_Task to complete:_ Only lines with the word "subtitle" are needed; collect each of them from the listing below.

Figure data in JSON:

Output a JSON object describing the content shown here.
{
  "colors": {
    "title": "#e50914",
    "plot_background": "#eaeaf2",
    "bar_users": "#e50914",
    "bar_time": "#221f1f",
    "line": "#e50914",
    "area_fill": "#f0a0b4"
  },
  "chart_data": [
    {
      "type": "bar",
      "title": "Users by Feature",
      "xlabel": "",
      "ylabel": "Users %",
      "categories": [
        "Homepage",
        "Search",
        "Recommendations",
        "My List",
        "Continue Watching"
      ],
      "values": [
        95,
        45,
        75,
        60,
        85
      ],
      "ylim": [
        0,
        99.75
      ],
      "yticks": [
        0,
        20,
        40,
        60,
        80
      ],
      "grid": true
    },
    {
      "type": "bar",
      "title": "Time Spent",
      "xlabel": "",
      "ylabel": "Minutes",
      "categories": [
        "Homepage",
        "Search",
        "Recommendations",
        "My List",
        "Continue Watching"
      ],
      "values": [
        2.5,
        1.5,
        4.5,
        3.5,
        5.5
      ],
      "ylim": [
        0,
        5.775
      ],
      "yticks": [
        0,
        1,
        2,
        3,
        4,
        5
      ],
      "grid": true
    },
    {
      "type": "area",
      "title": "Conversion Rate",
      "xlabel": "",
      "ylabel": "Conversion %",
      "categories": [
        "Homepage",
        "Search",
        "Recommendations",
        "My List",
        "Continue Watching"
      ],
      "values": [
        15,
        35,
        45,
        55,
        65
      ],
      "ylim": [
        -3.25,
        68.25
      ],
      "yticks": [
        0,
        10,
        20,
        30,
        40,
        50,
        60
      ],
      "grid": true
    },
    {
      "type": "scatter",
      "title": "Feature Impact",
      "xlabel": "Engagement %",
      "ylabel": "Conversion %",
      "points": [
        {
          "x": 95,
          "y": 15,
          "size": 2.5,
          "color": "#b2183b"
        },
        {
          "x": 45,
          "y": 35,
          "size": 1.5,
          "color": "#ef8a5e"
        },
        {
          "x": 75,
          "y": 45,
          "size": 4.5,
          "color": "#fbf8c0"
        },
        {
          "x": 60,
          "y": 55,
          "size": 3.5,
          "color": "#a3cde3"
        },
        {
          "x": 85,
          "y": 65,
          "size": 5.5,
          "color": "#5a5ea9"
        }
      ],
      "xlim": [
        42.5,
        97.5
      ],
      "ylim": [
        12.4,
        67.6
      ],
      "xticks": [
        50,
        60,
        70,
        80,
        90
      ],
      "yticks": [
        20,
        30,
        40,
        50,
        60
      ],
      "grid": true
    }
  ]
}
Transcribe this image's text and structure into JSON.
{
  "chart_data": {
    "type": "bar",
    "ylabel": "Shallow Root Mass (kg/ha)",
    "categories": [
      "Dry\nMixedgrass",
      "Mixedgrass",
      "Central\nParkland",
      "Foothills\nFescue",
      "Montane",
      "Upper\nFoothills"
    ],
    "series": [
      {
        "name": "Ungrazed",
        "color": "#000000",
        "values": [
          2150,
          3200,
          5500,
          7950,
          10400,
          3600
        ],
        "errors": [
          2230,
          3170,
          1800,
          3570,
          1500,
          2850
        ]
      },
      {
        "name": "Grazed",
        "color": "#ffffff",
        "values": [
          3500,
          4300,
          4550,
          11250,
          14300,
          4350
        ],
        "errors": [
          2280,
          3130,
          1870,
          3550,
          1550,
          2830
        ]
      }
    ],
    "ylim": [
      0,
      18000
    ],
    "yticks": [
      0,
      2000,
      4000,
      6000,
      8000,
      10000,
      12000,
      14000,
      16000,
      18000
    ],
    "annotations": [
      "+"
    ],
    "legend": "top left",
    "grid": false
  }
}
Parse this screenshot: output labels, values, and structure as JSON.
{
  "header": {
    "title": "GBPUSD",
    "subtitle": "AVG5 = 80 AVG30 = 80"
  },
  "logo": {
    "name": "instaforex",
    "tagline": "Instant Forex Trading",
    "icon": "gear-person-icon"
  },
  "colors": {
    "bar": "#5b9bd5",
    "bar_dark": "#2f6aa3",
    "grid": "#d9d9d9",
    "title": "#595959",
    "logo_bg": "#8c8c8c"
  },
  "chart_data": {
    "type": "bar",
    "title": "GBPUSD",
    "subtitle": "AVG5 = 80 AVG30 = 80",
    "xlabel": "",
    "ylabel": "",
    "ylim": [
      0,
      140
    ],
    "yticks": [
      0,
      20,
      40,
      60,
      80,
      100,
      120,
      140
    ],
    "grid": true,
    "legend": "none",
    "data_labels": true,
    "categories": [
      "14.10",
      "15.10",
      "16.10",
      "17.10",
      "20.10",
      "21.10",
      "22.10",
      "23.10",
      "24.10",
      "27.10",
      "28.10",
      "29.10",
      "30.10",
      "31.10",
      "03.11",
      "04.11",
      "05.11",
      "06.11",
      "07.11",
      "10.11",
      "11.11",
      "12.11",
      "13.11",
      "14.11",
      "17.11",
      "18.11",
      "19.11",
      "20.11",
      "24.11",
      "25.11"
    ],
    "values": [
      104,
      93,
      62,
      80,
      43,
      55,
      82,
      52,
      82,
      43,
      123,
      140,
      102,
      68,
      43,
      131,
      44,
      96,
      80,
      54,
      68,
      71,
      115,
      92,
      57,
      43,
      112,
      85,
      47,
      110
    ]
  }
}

_Complete response:_
    "subtitle": "AVG5 = 80 AVG30 = 80"
    "subtitle": "AVG5 = 80 AVG30 = 80",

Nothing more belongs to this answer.